§ **PROBLEM**: Copy out the listing exactly.

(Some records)
— BEGIN —
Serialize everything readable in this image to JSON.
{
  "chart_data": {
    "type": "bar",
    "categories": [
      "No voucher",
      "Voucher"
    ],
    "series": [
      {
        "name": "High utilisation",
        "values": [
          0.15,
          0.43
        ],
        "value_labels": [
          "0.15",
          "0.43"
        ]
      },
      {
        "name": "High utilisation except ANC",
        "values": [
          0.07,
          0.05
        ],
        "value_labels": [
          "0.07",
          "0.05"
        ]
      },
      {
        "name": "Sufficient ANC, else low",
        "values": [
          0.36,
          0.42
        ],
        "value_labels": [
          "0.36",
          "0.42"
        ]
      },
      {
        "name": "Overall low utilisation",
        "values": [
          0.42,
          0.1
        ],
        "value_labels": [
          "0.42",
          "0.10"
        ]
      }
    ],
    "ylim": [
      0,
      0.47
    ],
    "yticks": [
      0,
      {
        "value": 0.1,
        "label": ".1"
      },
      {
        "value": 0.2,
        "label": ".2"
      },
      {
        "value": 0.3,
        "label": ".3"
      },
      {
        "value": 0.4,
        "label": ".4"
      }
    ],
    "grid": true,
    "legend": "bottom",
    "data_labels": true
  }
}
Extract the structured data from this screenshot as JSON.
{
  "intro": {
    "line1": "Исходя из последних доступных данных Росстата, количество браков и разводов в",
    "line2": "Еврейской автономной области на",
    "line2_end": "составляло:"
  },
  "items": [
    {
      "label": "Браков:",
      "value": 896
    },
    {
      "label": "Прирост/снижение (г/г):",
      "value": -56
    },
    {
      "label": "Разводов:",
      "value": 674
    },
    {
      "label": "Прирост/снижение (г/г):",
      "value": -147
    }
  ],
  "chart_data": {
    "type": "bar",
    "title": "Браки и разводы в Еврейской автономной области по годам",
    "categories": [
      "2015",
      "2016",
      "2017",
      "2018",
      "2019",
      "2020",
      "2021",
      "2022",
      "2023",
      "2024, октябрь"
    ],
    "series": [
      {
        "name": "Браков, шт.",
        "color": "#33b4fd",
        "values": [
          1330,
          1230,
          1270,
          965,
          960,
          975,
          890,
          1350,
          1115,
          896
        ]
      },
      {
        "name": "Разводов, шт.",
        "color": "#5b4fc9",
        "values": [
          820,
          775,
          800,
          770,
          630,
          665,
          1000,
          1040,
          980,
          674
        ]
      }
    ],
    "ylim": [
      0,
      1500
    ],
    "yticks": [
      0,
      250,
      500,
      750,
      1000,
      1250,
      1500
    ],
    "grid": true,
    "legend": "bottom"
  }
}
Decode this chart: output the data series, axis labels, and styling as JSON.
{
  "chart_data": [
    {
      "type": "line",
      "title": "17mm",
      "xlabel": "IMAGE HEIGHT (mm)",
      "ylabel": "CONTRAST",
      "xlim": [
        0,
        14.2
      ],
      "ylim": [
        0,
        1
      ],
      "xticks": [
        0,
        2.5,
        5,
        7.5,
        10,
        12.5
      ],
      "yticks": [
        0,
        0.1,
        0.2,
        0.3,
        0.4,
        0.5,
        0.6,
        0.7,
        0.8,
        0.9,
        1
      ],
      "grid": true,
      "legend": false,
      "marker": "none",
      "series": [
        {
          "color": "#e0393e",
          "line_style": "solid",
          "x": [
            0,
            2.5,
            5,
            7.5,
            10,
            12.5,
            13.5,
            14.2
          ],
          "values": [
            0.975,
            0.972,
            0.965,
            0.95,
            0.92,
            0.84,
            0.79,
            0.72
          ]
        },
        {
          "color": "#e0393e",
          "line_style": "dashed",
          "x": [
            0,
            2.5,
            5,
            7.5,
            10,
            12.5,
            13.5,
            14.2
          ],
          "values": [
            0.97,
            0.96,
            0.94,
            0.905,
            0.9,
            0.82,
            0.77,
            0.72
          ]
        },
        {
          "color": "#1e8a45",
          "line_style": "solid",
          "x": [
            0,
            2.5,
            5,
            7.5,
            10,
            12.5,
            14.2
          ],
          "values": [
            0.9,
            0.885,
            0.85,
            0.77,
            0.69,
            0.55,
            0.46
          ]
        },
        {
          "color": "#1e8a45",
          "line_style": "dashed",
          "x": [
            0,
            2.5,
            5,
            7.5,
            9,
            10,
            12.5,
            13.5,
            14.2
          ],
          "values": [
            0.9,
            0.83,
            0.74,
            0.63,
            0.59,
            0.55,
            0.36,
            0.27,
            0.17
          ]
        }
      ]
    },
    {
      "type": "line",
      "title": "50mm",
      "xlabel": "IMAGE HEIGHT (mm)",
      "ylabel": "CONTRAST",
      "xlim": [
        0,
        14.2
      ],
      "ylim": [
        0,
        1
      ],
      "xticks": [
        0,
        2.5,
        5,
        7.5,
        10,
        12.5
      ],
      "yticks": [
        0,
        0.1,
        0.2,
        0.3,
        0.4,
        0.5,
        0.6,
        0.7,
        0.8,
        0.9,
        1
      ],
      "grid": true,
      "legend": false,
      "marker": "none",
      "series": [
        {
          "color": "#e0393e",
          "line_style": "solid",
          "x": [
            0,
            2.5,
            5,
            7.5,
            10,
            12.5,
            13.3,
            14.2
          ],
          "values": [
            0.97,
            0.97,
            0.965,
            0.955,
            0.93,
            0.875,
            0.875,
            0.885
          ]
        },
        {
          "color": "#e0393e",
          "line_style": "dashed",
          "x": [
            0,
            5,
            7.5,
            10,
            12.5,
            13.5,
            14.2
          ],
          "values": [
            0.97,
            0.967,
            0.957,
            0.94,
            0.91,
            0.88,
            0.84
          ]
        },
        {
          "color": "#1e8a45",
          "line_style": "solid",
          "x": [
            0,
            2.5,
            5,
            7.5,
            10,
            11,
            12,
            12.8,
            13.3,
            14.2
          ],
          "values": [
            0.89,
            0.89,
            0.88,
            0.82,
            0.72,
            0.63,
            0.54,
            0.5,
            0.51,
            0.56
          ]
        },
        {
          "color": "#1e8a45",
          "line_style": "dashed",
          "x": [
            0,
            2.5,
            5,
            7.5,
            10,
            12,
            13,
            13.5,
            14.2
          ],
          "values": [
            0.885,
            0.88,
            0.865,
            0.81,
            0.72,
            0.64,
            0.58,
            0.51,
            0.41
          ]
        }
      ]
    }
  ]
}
— END —
§ **WRITTEN ANSWER**:
Serialize everything readable in this image to JSON.
{
  "chart_data": {
    "type": "bar",
    "categories": [
      "No voucher",
      "Voucher"
    ],
    "series": [
      {
        "name": "High utilisation",
        "values": [
          0.15,
          0.43
        ],
        "value_labels": [
          "0.15",
          "0.43"
        ]
      },
      {
        "name": "High utilisation except ANC",
        "values": [
          0.07,
          0.05
        ],
        "value_labels": [
          "0.07",
          "0.05"
        ]
      },
      {
        "name": "Sufficient ANC, else low",
        "values": [
          0.36,
          0.42
        ],
        "value_labels": [
          "0.36",
          "0.42"
        ]
      },
      {
        "name": "Overall low utilisation",
        "values": [
          0.42,
          0.1
        ],
        "value_labels": [
          "0.42",
          "0.10"
        ]
      }
    ],
    "ylim": [
      0,
      0.47
    ],
    "yticks": [
      0,
      {
        "value": 0.1,
        "label": ".1"
      },
      {
        "value": 0.2,
        "label": ".2"
      },
      {
        "value": 0.3,
        "label": ".3"
      },
      {
        "value": 0.4,
        "label": ".4"
      }
    ],
    "grid": true,
    "legend": "bottom",
    "data_labels": true
  }
}
Extract the structured data from this screenshot as JSON.
{
  "intro": {
    "line1": "Исходя из последних доступных данных Росстата, количество браков и разводов в",
    "line2": "Еврейской автономной области на",
    "line2_end": "составляло:"
  },
  "items": [
    {
      "label": "Браков:",
      "value": 896
    },
    {
      "label": "Прирост/снижение (г/г):",
      "value": -56
    },
    {
      "label": "Разводов:",
      "value": 674
    },
    {
      "label": "Прирост/снижение (г/г):",
      "value": -147
    }
  ],
  "chart_data": {
    "type": "bar",
    "title": "Браки и разводы в Еврейской автономной области по годам",
    "categories": [
      "2015",
      "2016",
      "2017",
      "2018",
      "2019",
      "2020",
      "2021",
      "2022",
      "2023",
      "2024, октябрь"
    ],
    "series": [
      {
        "name": "Браков, шт.",
        "color": "#33b4fd",
        "values": [
          1330,
          1230,
          1270,
          965,
          960,
          975,
          890,
          1350,
          1115,
          896
        ]
      },
      {
        "name": "Разводов, шт.",
        "color": "#5b4fc9",
        "values": [
          820,
          775,
          800,
          770,
          630,
          665,
          1000,
          1040,
          980,
          674
        ]
      }
    ],
    "ylim": [
      0,
      1500
    ],
    "yticks": [
      0,
      250,
      500,
      750,
      1000,
      1250,
      1500
    ],
    "grid": true,
    "legend": "bottom"
  }
}
Decode this chart: output the data series, axis labels, and styling as JSON.
{
  "chart_data": [
    {
      "type": "line",
      "title": "17mm",
      "xlabel": "IMAGE HEIGHT (mm)",
      "ylabel": "CONTRAST",
      "xlim": [
        0,
        14.2
      ],
      "ylim": [
        0,
        1
      ],
      "xticks": [
        0,
        2.5,
        5,
        7.5,
        10,
        12.5
      ],
      "yticks": [
        0,
        0.1,
        0.2,
        0.3,
        0.4,
        0.5,
        0.6,
        0.7,
        0.8,
        0.9,
        1
      ],
      "grid": true,
      "legend": false,
      "marker": "none",
      "series": [
        {
          "color": "#e0393e",
          "line_style": "solid",
          "x": [
            0,
            2.5,
            5,
            7.5,
            10,
            12.5,
            13.5,
            14.2
          ],
          "values": [
            0.975,
            0.972,
            0.965,
            0.95,
            0.92,
            0.84,
            0.79,
            0.72
          ]
        },
        {
          "color": "#e0393e",
          "line_style": "dashed",
          "x": [
            0,
            2.5,
            5,
            7.5,
            10,
            12.5,
            13.5,
            14.2
          ],
          "values": [
            0.97,
            0.96,
            0.94,
            0.905,
            0.9,
            0.82,
            0.77,
            0.72
          ]
        },
        {
          "color": "#1e8a45",
          "line_style": "solid",
          "x": [
            0,
            2.5,
            5,
            7.5,
            10,
            12.5,
            14.2
          ],
          "values": [
            0.9,
            0.885,
            0.85,
            0.77,
            0.69,
            0.55,
            0.46
          ]
        },
        {
          "color": "#1e8a45",
          "line_style": "dashed",
          "x": [
            0,
            2.5,
            5,
            7.5,
            9,
            10,
            12.5,
            13.5,
            14.2
          ],
          "values": [
            0.9,
            0.83,
            0.74,
            0.63,
            0.59,
            0.55,
            0.36,
            0.27,
            0.17
          ]
        }
      ]
    },
    {
      "type": "line",
      "title": "50mm",
      "xlabel": "IMAGE HEIGHT (mm)",
      "ylabel": "CONTRAST",
      "xlim": [
        0,
        14.2
      ],
      "ylim": [
        0,
        1
      ],
      "xticks": [
        0,
        2.5,
        5,
        7.5,
        10,
        12.5
      ],
      "yticks": [
        0,
        0.1,
        0.2,
        0.3,
        0.4,
        0.5,
        0.6,
        0.7,
        0.8,
        0.9,
        1
      ],
      "grid": true,
      "legend": false,
      "marker": "none",
      "series": [
        {
          "color": "#e0393e",
          "line_style": "solid",
          "x": [
            0,
            2.5,
            5,
            7.5,
            10,
            12.5,
            13.3,
            14.2
          ],
          "values": [
            0.97,
            0.97,
            0.965,
            0.955,
            0.93,
            0.875,
            0.875,
            0.885
          ]
        },
        {
          "color": "#e0393e",
          "line_style": "dashed",
          "x": [
            0,
            5,
            7.5,
            10,
            12.5,
            13.5,
            14.2
          ],
          "values": [
            0.97,
            0.967,
            0.957,
            0.94,
            0.91,
            0.88,
            0.84
          ]
        },
        {
          "color": "#1e8a45",
          "line_style": "solid",
          "x": [
            0,
            2.5,
            5,
            7.5,
            10,
            11,
            12,
            12.8,
            13.3,
            14.2
          ],
          "values": [
            0.89,
            0.89,
            0.88,
            0.82,
            0.72,
            0.63,
            0.54,
            0.5,
            0.51,
            0.56
          ]
        },
        {
          "color": "#1e8a45",
          "line_style": "dashed",
          "x": [
            0,
            2.5,
            5,
            7.5,
            10,
            12,
            13,
            13.5,
            14.2
          ],
          "values": [
            0.885,
            0.88,
            0.865,
            0.81,
            0.72,
            0.64,
            0.58,
            0.51,
            0.41
          ]
        }
      ]
    }
  ]
}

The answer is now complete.